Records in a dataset
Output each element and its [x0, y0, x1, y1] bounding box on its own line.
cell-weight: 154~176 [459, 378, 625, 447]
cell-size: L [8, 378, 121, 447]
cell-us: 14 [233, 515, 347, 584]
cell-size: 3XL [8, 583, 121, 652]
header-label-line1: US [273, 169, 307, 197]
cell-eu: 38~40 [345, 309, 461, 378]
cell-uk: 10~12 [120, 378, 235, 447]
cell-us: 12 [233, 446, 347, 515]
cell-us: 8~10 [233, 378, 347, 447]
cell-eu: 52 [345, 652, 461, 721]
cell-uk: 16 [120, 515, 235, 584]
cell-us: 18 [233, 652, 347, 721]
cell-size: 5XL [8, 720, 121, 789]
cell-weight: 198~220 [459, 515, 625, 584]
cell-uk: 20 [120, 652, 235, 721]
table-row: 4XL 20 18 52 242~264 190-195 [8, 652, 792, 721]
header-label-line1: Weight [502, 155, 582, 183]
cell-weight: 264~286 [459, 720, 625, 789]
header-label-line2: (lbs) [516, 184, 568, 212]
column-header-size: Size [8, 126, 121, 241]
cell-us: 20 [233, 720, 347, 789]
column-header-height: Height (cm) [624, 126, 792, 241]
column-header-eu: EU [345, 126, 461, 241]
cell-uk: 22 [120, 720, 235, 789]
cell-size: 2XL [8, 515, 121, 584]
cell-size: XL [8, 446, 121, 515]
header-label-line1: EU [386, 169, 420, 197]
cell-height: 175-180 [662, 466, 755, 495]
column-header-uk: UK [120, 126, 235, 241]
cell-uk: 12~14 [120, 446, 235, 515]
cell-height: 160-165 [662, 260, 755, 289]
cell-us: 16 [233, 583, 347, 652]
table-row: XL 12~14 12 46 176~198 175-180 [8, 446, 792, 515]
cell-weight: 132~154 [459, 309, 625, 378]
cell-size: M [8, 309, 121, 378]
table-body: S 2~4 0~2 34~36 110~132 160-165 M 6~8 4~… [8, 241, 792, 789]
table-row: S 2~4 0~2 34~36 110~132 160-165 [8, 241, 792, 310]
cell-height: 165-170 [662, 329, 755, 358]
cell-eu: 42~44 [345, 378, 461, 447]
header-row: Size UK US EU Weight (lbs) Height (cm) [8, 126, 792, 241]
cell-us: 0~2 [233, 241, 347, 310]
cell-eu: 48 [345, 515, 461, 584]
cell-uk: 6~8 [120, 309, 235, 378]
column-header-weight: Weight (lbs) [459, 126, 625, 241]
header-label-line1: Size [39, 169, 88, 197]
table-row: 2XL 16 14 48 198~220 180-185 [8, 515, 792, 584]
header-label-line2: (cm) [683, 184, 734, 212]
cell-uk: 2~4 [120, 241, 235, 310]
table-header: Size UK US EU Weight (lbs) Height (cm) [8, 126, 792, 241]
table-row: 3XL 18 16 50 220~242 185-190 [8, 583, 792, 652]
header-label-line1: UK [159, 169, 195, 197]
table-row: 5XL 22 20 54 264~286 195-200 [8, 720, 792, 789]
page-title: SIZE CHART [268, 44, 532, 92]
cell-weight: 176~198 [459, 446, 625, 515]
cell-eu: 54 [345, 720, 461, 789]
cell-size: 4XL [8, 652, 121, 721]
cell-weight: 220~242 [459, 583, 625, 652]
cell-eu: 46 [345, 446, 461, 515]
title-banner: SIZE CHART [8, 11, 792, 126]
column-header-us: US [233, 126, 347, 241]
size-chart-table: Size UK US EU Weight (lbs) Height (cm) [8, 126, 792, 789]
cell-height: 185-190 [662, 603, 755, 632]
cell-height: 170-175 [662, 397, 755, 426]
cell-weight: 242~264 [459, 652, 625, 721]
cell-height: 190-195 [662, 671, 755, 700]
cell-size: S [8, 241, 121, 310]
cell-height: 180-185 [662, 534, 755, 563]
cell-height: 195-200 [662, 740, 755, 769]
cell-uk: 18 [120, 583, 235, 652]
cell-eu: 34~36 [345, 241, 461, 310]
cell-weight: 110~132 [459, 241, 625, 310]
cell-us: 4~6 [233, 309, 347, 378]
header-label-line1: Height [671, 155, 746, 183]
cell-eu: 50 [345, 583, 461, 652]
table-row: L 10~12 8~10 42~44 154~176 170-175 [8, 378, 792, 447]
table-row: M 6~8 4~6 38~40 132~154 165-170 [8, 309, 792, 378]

--

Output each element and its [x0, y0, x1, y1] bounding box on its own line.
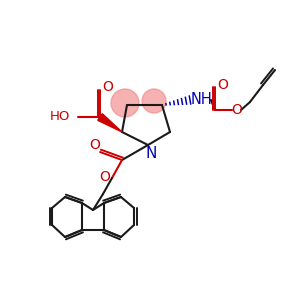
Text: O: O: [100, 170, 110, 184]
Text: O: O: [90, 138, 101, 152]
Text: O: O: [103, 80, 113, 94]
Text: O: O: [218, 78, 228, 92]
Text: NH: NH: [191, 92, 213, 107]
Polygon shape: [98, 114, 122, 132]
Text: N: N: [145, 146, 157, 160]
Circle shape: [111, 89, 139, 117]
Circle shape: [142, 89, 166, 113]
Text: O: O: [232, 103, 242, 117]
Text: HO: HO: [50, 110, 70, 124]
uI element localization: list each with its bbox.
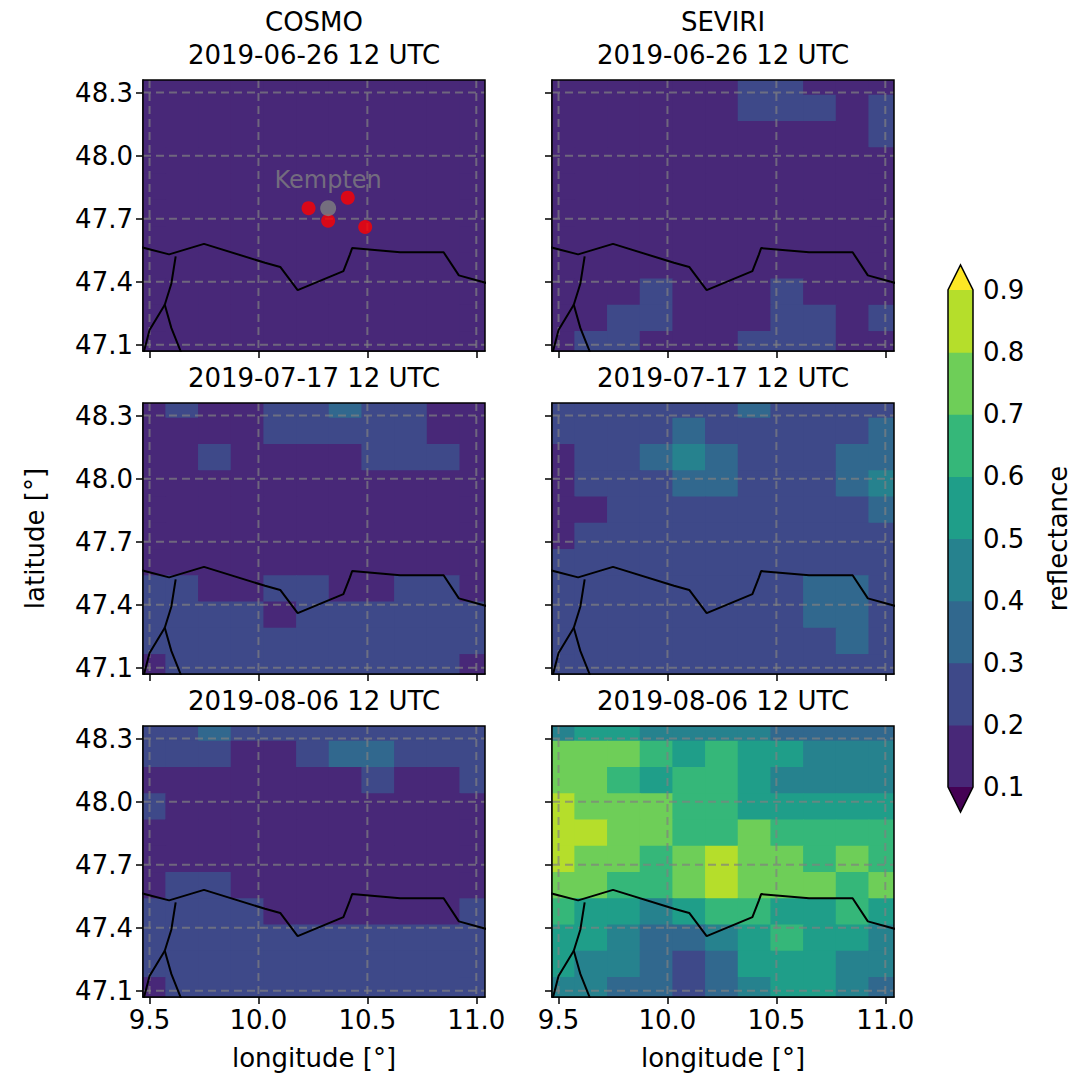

:: TO DO ::
From the listing above, pick out every line that contains the string "title".

:: EXPECTED ANSWER ::
page-title: SIZE CHART [268, 44, 532, 92]
title-banner: SIZE CHART [8, 11, 792, 126]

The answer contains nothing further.